◆ **What you should do**: From the records that follow, copy every line in which "group" appears.

◆ **Document layout detection data**:

|---|

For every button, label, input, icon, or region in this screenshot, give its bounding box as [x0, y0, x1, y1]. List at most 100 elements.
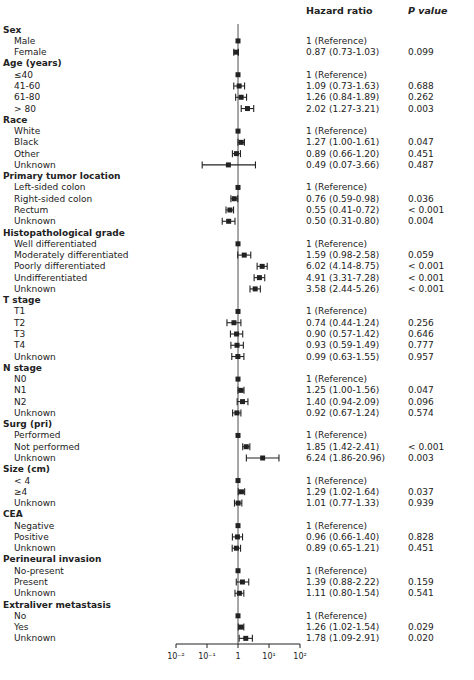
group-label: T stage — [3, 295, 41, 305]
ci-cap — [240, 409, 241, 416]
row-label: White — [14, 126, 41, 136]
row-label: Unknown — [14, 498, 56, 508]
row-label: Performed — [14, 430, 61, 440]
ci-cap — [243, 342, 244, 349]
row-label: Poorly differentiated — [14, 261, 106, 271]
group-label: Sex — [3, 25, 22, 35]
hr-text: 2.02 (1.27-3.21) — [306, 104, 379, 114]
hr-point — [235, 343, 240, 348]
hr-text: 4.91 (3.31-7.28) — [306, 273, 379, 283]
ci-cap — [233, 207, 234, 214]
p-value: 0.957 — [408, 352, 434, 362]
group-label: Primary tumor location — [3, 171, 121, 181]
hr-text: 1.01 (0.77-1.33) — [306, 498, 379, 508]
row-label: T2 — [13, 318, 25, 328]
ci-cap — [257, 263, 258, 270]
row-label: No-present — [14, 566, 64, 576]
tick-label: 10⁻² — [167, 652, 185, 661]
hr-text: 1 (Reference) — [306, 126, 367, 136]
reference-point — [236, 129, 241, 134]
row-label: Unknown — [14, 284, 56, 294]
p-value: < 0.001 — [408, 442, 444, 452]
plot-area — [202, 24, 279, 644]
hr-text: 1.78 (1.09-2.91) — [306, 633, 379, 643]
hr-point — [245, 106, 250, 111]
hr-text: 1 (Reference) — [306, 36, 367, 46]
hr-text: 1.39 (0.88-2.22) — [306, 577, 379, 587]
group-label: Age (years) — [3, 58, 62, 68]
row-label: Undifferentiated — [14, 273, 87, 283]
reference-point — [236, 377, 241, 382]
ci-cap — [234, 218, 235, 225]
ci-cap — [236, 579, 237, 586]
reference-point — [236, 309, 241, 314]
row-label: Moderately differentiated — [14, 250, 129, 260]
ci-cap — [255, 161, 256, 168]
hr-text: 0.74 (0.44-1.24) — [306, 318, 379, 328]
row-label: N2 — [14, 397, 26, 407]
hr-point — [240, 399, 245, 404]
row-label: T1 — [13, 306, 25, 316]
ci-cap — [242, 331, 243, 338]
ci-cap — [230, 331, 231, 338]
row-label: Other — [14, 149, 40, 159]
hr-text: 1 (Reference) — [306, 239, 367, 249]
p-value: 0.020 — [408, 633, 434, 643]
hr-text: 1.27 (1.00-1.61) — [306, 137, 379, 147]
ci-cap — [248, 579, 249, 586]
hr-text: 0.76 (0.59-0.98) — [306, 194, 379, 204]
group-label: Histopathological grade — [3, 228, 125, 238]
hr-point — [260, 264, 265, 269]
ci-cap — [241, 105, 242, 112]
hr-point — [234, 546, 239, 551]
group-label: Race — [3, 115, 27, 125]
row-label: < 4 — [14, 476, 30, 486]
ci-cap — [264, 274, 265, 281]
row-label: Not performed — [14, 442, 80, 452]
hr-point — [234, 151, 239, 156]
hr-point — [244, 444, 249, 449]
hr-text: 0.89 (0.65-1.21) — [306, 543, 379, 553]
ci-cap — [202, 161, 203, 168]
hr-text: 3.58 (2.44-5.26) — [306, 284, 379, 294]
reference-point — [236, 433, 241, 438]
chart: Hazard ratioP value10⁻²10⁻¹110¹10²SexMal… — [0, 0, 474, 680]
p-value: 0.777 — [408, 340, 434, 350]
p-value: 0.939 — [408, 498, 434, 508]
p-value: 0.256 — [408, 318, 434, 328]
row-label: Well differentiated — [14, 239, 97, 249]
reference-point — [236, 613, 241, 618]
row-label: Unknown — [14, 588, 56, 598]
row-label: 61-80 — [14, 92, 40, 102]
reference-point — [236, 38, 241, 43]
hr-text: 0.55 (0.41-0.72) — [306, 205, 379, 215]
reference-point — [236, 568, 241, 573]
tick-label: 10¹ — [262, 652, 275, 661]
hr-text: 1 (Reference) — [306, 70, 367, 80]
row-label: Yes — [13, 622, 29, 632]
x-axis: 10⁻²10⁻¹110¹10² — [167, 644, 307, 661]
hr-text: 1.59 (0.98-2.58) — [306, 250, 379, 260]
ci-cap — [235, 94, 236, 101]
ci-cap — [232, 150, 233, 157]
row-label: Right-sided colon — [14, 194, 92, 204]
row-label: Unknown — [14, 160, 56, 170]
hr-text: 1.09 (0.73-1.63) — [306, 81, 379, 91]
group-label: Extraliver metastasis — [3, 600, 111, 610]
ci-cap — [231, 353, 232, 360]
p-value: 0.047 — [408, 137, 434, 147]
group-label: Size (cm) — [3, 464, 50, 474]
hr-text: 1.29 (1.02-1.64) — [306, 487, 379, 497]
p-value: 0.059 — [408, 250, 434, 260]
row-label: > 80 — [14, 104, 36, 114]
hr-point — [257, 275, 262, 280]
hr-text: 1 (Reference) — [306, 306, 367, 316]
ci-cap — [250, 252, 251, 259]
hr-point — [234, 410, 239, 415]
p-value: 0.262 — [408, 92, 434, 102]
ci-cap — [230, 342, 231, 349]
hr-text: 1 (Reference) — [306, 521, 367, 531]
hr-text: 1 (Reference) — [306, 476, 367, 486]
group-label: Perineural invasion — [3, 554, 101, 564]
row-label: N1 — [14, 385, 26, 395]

|---|

◆ **Problem solution**:
group-label: T stage — [3, 295, 41, 305]
group-label: Sex — [3, 25, 22, 35]
group-label: Primary tumor location — [3, 171, 121, 181]
group-label: Age (years) — [3, 58, 62, 68]
group-label: Histopathological grade — [3, 228, 125, 238]
group-label: Race — [3, 115, 27, 125]
group-label: Extraliver metastasis — [3, 600, 111, 610]
group-label: Size (cm) — [3, 464, 50, 474]
group-label: Perineural invasion — [3, 554, 101, 564]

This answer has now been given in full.